Using the data below, tally the lines that include the string "mechanism". Only the number is wanted.

(Rows from a figure dataset)

▬▬▬▬▬▬

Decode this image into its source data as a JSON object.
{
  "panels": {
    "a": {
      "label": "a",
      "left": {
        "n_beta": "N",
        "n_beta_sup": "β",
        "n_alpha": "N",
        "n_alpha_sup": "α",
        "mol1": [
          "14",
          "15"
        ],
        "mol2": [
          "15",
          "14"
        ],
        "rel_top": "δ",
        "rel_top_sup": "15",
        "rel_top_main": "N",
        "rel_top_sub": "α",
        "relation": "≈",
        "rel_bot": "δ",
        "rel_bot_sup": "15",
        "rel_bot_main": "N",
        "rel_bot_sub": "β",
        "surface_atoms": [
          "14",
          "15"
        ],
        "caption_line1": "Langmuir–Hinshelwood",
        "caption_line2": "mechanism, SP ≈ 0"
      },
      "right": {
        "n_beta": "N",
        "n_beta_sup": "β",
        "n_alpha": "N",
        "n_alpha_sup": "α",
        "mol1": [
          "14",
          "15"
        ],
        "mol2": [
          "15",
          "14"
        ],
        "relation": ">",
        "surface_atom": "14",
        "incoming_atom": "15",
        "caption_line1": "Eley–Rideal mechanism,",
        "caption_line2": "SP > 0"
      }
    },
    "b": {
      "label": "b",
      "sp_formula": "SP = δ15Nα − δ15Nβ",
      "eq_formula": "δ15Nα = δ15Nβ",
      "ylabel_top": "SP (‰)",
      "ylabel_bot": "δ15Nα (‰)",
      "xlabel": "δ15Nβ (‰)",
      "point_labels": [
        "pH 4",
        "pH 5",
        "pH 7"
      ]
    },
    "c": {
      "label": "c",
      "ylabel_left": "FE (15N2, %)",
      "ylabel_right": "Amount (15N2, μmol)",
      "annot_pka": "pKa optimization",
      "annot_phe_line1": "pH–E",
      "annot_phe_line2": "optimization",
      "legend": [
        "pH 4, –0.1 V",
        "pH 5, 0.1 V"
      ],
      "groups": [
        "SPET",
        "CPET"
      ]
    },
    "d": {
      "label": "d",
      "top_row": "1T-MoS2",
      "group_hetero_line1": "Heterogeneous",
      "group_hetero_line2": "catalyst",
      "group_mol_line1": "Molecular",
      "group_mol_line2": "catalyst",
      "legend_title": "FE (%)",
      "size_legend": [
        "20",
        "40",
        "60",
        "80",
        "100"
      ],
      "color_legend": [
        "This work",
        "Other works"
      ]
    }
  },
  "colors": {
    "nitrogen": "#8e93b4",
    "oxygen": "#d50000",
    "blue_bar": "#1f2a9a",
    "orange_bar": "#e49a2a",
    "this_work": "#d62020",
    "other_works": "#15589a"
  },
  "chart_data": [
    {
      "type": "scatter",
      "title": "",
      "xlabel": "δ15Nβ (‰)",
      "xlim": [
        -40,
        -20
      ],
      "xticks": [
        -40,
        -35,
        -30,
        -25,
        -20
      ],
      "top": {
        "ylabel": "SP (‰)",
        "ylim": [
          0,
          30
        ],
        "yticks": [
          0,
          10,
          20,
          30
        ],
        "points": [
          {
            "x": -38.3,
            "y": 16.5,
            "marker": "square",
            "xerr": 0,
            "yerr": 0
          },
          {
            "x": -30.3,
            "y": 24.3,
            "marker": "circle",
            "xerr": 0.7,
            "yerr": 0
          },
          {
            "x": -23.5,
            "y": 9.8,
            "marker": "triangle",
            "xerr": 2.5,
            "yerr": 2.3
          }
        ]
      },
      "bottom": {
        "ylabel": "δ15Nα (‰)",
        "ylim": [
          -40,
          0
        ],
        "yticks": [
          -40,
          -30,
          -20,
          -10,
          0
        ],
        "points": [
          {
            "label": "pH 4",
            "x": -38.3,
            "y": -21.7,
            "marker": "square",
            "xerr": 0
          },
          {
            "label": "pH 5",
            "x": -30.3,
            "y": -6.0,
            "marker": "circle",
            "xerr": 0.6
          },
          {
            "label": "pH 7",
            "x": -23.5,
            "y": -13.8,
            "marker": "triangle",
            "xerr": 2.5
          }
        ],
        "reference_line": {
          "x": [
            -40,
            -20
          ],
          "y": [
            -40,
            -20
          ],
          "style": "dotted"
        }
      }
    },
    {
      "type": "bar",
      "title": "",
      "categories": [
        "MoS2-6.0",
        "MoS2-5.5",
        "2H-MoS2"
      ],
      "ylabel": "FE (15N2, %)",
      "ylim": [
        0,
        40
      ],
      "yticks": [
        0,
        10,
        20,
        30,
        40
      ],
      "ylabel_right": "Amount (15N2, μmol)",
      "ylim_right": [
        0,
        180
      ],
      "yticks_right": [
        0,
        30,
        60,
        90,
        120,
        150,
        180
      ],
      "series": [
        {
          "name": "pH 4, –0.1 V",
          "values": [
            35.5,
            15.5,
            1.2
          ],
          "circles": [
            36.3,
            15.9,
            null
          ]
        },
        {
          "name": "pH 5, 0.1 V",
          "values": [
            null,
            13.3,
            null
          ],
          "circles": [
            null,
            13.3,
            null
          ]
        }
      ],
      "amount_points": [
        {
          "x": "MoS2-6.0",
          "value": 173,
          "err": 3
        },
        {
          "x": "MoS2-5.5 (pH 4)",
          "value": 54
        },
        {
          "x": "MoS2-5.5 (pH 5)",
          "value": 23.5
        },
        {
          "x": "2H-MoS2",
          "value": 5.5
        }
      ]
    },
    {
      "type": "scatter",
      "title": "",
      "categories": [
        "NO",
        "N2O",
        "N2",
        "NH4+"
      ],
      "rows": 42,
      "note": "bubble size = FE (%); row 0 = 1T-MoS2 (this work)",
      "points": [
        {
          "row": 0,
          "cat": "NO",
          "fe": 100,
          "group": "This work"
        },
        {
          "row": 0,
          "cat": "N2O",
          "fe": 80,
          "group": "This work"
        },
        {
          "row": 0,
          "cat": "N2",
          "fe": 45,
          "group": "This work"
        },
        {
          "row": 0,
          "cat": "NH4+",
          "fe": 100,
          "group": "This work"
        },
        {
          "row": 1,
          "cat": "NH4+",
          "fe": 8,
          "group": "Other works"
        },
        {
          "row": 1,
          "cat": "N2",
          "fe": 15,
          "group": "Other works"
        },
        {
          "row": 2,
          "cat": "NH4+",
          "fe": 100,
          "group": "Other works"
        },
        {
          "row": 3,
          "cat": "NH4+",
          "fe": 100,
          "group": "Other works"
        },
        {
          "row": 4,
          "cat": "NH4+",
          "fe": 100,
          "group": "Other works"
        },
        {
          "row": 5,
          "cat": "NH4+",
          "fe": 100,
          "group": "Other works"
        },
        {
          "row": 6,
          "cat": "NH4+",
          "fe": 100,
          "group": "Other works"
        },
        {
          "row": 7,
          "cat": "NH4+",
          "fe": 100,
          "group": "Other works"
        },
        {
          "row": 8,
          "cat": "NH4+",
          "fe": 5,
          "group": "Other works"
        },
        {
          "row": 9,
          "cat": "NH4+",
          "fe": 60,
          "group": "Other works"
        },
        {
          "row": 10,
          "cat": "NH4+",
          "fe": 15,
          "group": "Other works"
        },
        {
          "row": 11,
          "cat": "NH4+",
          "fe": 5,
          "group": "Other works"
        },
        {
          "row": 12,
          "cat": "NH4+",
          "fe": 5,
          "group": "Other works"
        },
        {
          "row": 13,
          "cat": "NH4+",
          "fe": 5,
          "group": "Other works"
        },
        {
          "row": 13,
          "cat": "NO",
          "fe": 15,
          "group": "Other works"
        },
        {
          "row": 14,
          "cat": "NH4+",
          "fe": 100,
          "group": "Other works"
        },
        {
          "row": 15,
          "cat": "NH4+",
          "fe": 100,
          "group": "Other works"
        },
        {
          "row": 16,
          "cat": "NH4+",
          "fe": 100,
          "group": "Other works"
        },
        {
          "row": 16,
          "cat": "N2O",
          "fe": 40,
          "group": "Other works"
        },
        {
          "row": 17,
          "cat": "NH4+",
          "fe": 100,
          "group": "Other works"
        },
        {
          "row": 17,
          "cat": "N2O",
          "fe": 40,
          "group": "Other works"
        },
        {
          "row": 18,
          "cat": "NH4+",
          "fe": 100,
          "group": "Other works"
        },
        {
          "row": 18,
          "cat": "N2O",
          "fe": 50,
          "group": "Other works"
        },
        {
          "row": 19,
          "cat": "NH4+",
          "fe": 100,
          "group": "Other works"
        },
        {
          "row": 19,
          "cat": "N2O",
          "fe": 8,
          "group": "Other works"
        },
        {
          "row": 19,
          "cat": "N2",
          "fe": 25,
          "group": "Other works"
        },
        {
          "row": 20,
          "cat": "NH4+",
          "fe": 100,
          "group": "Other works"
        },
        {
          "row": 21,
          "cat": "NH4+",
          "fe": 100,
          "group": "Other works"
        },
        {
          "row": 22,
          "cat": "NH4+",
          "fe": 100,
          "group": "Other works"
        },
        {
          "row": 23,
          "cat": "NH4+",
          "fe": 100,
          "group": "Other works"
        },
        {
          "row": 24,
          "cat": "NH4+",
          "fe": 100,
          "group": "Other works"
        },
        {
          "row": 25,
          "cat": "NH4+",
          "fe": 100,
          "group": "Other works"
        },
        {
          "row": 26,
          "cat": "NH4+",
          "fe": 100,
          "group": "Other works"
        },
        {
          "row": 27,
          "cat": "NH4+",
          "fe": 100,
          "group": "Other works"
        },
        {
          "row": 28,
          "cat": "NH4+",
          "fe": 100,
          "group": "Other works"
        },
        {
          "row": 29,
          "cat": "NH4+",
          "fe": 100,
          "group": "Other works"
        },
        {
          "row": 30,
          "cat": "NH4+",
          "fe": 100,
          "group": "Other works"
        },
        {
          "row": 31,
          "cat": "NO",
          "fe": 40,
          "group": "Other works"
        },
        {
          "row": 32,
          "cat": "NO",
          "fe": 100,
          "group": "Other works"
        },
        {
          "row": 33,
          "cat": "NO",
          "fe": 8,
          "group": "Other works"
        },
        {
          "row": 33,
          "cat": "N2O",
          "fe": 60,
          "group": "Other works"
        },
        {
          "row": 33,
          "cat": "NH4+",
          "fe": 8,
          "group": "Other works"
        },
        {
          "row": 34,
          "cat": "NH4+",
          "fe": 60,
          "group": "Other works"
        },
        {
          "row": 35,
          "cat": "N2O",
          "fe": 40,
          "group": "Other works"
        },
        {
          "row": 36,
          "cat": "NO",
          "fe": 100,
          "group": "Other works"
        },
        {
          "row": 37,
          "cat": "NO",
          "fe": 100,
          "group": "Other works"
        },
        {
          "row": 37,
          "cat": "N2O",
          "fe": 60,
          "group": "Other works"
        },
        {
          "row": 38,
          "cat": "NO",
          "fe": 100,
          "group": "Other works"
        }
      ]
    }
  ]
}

▬▬▬▬▬▬

§ The completed task
2